**Exercise brief**
Extract all lines containing "假设遽称善".

**Stored items**
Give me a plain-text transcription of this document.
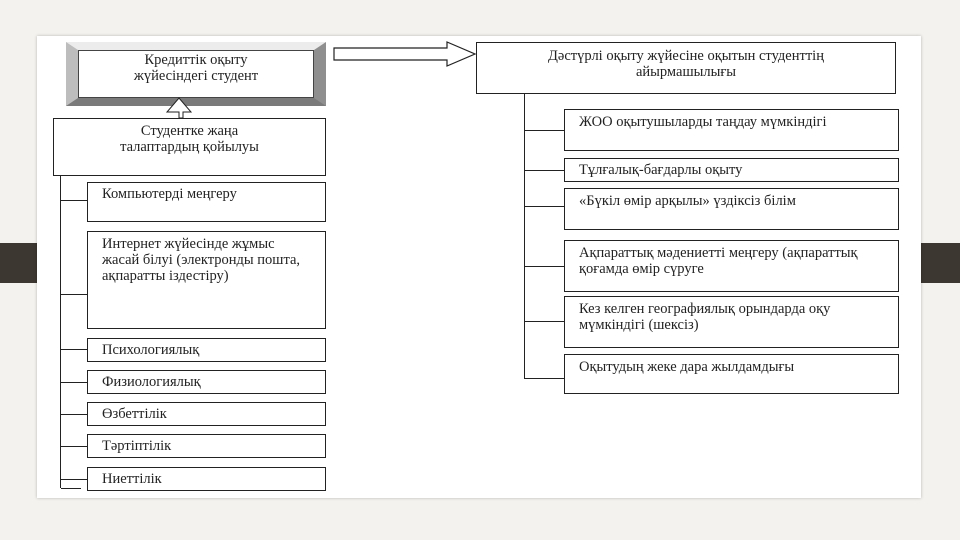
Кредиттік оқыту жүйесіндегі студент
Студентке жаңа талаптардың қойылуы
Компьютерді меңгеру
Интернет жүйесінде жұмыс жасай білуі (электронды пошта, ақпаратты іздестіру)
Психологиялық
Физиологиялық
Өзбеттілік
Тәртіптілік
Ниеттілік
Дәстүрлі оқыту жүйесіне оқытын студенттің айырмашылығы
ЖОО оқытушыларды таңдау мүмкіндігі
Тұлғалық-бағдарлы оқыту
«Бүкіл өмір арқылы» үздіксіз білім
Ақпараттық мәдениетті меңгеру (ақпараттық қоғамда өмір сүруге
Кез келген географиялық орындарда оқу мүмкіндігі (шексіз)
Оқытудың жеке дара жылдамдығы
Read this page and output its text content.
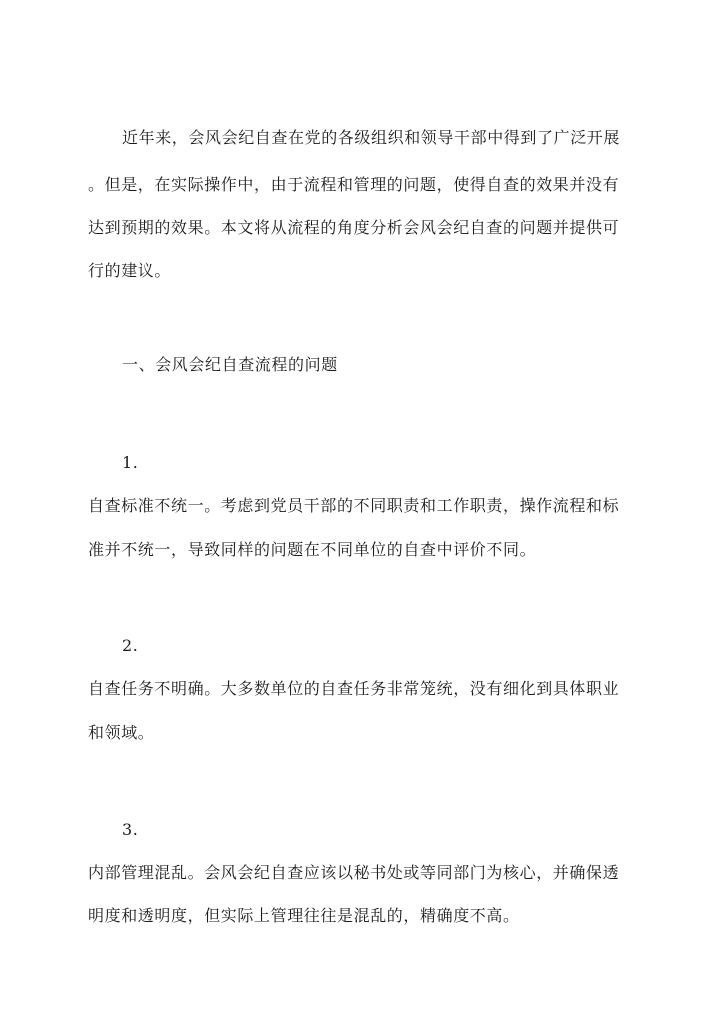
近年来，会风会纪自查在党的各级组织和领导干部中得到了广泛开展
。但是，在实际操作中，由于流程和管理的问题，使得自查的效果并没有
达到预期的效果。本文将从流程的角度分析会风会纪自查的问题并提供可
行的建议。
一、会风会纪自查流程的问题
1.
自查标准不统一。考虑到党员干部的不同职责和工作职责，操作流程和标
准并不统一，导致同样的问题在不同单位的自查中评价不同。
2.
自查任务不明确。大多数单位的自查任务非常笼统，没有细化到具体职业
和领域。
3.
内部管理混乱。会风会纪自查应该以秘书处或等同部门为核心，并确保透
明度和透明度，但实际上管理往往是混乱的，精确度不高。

--

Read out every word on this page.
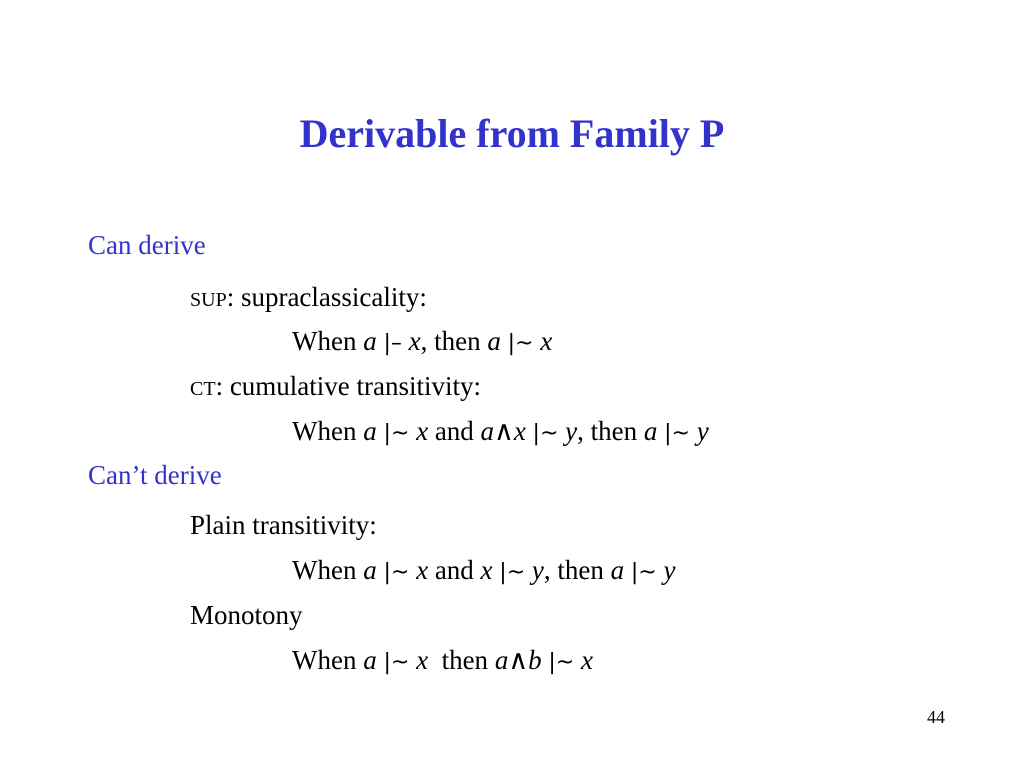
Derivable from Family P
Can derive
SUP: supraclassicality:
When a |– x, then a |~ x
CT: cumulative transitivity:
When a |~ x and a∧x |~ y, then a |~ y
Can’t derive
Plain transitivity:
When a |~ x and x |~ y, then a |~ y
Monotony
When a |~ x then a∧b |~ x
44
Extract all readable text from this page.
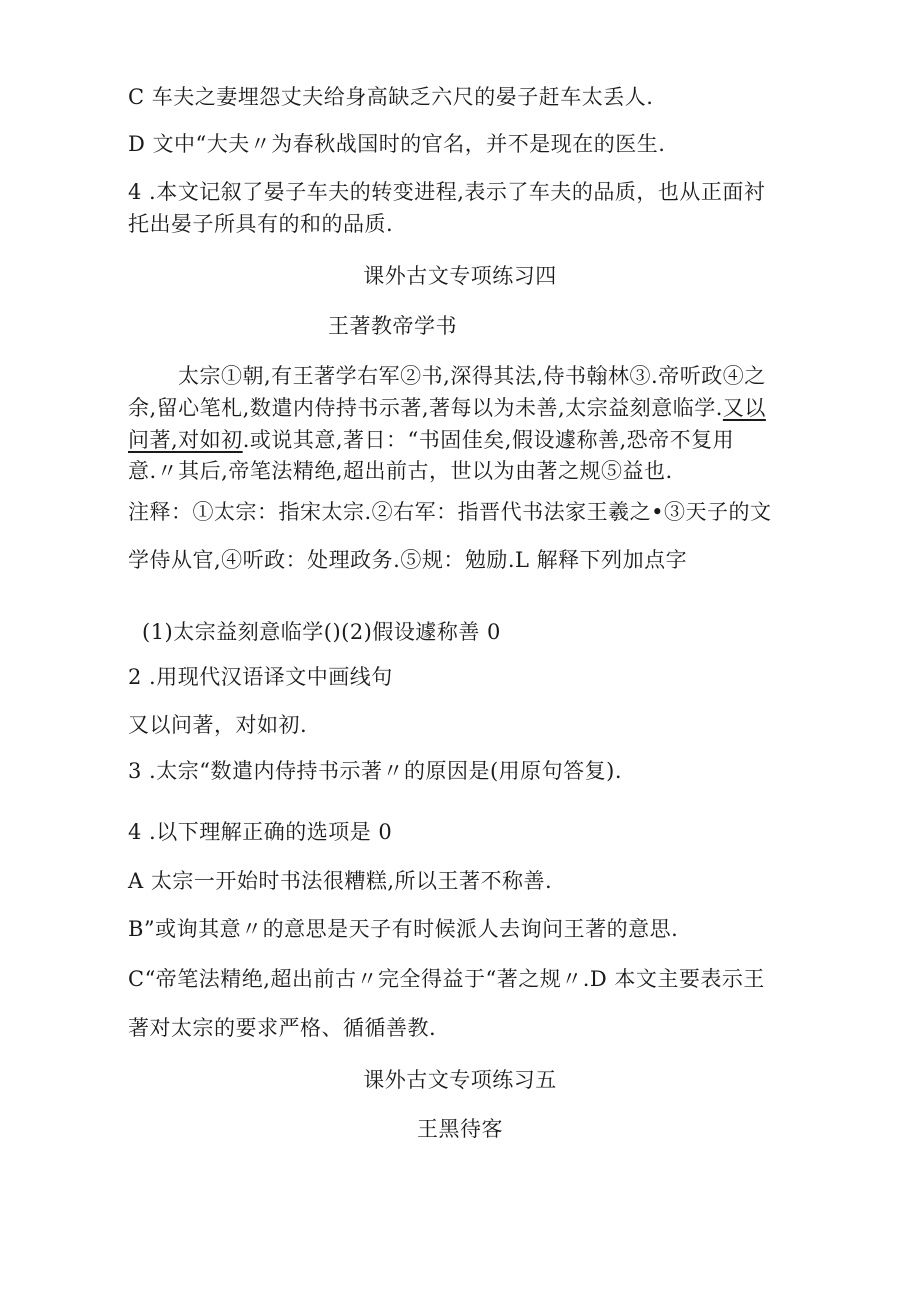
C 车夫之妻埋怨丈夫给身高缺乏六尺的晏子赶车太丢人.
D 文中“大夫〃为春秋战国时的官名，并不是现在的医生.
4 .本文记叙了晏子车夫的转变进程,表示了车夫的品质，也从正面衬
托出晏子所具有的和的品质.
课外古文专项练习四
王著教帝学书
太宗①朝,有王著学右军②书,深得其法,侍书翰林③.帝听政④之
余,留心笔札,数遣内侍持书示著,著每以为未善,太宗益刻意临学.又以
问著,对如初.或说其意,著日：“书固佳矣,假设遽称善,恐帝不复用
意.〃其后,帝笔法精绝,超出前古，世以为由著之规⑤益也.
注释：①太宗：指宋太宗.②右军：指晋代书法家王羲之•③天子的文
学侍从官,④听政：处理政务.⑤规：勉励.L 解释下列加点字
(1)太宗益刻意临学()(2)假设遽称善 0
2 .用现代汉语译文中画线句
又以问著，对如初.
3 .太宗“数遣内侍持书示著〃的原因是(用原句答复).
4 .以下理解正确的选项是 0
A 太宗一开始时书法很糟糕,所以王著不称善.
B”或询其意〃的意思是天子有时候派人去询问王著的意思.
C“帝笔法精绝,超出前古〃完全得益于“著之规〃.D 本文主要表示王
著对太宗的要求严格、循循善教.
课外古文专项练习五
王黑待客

---

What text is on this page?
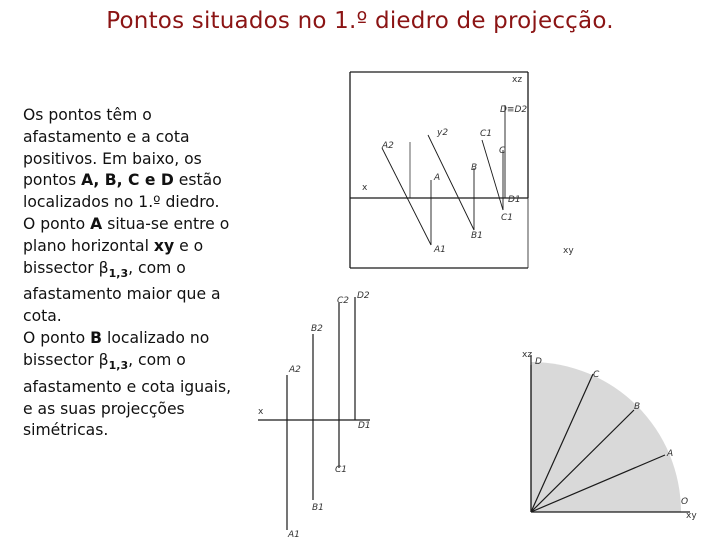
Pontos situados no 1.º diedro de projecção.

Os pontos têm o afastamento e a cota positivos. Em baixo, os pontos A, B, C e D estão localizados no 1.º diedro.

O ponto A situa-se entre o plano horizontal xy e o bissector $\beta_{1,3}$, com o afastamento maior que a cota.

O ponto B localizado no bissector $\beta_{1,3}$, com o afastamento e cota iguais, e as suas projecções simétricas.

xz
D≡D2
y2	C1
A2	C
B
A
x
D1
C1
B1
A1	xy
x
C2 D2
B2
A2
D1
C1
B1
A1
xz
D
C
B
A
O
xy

**The output**
问著,对如初.或说其意,著日：“书固佳矣,假设遽称善,恐帝不复用
(1)太宗益刻意临学()(2)假设遽称善 0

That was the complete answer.